▸ **What is being asked**
Copy out every line that contains the word "rest".

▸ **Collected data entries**
===============
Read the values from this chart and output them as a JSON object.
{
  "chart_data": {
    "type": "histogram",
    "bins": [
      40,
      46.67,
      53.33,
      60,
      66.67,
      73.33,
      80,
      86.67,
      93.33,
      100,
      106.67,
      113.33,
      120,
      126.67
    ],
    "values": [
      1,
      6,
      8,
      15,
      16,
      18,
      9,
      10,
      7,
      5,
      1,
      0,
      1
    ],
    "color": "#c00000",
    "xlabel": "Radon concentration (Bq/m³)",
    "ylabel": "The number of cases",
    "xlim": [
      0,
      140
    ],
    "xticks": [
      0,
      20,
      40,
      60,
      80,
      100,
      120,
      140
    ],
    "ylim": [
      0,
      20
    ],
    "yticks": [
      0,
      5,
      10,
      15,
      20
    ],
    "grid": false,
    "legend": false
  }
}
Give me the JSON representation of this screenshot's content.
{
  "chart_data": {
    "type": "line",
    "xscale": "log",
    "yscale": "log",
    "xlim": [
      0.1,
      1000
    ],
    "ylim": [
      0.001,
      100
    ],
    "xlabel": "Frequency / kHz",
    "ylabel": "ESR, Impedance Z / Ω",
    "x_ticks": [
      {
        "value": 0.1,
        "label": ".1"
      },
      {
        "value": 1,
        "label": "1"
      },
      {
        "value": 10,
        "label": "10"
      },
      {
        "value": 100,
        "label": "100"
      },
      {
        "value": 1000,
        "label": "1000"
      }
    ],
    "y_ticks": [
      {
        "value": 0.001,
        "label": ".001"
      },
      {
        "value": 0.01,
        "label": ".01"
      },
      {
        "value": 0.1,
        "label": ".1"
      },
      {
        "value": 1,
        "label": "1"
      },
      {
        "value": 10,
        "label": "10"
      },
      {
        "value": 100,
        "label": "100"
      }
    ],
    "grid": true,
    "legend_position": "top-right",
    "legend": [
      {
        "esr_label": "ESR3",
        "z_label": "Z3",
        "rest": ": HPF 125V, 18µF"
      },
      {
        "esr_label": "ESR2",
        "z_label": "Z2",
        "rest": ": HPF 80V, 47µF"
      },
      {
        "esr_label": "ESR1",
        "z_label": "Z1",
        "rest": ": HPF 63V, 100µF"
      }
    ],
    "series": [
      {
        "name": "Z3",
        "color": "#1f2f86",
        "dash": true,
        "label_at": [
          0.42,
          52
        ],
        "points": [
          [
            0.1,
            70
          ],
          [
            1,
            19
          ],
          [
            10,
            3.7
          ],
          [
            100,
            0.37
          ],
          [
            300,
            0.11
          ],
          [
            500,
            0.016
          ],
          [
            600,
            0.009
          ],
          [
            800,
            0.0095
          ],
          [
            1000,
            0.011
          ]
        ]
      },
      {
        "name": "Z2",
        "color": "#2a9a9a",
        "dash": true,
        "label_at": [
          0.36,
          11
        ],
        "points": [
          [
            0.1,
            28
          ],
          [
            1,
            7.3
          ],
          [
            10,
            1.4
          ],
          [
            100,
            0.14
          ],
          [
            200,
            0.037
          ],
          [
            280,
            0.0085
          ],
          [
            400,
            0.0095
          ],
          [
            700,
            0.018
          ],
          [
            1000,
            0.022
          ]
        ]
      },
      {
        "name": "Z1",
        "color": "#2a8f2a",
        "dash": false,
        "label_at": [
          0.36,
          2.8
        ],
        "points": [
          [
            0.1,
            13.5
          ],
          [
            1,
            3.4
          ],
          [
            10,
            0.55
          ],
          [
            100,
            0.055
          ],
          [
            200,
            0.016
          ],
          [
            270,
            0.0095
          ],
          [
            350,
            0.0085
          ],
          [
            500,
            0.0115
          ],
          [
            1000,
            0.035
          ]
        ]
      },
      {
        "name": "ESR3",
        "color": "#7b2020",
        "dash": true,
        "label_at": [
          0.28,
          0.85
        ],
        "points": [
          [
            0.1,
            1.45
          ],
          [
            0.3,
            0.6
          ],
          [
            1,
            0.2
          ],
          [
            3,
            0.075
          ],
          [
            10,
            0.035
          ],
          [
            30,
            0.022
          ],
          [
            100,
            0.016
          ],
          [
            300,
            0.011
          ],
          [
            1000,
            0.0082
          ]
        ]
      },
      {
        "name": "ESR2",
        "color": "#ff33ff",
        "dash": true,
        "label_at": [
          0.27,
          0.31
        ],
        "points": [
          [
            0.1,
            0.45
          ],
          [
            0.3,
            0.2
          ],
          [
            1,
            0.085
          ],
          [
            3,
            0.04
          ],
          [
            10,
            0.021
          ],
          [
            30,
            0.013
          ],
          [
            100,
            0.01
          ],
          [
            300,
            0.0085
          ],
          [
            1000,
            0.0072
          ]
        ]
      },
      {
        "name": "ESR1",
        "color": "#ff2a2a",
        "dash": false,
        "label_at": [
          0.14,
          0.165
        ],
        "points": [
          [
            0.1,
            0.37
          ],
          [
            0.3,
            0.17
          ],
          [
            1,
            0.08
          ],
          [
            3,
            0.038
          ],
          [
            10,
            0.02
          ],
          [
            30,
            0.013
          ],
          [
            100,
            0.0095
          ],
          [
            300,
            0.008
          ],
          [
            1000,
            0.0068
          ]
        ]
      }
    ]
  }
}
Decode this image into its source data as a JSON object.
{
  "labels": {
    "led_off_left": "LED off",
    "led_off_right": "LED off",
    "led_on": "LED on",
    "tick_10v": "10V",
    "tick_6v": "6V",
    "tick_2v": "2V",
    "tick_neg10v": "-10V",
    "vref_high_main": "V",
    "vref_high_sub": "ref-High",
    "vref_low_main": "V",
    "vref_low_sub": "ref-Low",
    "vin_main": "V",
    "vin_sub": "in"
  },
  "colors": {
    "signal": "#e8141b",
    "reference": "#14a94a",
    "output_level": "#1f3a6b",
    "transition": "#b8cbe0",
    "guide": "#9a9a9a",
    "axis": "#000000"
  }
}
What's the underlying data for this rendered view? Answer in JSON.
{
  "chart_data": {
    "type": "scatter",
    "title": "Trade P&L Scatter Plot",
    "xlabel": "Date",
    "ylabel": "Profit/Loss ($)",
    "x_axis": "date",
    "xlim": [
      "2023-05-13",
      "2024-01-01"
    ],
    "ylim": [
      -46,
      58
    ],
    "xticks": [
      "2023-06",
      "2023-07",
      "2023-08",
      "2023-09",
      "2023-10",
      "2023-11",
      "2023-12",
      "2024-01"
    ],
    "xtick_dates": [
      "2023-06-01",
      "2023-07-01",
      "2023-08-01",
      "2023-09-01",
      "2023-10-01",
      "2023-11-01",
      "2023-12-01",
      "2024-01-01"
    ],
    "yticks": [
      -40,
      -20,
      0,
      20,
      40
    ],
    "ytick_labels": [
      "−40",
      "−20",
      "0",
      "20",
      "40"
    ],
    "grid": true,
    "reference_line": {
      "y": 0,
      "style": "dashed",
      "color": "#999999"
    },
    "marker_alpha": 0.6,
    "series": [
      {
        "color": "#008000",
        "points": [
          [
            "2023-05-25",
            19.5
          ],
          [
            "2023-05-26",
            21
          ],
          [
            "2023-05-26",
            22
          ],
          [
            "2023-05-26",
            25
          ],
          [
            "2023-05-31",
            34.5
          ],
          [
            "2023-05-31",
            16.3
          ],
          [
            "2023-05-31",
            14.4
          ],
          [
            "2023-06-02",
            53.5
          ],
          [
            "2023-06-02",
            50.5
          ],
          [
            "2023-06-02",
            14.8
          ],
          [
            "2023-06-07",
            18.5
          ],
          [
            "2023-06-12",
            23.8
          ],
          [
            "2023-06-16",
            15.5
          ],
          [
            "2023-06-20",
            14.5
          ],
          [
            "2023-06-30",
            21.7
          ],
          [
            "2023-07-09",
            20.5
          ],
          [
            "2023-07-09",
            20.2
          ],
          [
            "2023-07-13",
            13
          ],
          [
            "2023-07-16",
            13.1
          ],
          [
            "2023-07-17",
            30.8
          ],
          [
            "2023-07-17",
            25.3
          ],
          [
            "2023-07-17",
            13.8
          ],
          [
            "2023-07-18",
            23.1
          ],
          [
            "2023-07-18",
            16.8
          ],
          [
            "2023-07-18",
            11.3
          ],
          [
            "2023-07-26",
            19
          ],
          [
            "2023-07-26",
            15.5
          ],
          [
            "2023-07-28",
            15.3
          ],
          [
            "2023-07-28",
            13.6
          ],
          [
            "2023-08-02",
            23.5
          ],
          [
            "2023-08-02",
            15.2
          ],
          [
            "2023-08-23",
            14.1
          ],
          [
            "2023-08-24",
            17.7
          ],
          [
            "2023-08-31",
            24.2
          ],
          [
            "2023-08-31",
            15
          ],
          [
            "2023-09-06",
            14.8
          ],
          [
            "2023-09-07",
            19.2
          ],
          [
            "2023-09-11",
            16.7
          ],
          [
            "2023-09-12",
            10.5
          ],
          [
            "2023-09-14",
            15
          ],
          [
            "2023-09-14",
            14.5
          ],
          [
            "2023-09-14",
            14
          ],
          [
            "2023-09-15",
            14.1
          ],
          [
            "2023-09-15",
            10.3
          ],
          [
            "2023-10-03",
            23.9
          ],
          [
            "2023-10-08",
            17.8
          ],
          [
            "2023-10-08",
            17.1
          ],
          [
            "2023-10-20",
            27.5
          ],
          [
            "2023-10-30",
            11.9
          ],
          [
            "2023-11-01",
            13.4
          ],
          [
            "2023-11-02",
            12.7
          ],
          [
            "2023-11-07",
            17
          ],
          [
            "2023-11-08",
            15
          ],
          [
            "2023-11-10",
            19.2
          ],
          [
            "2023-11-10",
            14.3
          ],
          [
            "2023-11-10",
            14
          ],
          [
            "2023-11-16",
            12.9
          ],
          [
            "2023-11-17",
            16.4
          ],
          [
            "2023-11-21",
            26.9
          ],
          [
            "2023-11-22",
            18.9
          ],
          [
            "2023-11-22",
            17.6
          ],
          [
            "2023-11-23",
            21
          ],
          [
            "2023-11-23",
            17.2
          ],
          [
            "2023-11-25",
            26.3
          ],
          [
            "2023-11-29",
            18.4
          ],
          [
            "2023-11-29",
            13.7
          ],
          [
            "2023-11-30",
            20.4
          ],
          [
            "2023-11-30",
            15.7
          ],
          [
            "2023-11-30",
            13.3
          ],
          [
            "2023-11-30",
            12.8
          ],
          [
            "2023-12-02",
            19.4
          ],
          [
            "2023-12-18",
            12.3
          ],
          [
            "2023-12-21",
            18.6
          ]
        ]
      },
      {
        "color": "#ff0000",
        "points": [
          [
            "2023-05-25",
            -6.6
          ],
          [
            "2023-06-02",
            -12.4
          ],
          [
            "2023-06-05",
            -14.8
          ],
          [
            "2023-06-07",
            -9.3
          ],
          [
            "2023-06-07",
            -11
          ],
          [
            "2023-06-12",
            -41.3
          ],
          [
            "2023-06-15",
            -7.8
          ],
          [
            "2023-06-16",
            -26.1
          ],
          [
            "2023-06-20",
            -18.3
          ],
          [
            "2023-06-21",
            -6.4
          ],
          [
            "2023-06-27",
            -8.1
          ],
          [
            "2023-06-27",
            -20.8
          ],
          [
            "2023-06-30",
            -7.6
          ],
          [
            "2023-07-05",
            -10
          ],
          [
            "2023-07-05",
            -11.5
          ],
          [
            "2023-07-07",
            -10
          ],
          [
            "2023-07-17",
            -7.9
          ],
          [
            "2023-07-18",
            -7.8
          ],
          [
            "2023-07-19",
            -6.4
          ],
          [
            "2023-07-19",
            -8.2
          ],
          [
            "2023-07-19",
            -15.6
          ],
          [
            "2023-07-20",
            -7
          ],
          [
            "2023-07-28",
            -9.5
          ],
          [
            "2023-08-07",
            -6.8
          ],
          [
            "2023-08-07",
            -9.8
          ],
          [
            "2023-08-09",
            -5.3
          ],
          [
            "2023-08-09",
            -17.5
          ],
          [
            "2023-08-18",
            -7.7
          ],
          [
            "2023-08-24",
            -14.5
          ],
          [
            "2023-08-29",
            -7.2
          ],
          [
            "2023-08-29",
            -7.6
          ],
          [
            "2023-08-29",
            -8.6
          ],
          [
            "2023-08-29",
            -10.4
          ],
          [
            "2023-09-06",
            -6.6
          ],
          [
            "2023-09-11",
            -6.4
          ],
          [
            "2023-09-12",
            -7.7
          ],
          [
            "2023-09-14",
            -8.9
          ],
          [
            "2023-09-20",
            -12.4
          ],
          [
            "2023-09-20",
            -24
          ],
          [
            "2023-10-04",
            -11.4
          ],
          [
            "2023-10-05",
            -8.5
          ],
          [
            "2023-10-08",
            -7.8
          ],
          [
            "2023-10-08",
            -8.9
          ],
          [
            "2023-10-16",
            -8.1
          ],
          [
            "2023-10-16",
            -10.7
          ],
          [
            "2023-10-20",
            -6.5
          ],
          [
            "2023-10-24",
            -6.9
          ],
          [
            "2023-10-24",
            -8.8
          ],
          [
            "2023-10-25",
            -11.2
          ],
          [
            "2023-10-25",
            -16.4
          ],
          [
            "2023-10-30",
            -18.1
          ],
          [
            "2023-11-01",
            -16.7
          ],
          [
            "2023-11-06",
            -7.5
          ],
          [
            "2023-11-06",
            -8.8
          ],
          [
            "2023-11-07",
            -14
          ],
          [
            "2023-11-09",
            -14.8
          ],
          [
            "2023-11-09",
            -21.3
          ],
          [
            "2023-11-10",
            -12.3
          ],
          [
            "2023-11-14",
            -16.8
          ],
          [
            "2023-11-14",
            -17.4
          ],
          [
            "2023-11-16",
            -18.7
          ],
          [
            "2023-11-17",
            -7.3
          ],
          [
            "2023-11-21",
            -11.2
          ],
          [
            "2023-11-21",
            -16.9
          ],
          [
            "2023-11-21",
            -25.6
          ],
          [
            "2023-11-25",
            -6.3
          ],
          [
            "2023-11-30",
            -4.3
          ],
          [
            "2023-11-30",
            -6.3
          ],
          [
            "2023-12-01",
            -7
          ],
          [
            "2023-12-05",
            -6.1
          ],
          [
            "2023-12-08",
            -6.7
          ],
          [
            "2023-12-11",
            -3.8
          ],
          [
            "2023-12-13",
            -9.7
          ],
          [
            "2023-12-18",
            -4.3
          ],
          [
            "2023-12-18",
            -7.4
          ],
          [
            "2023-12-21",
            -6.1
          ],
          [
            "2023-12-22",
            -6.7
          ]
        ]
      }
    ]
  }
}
===============
▸ **Solution below**
        "rest": ": HPF 125V, 18µF"
        "rest": ": HPF 80V, 47µF"
        "rest": ": HPF 63V, 100µF"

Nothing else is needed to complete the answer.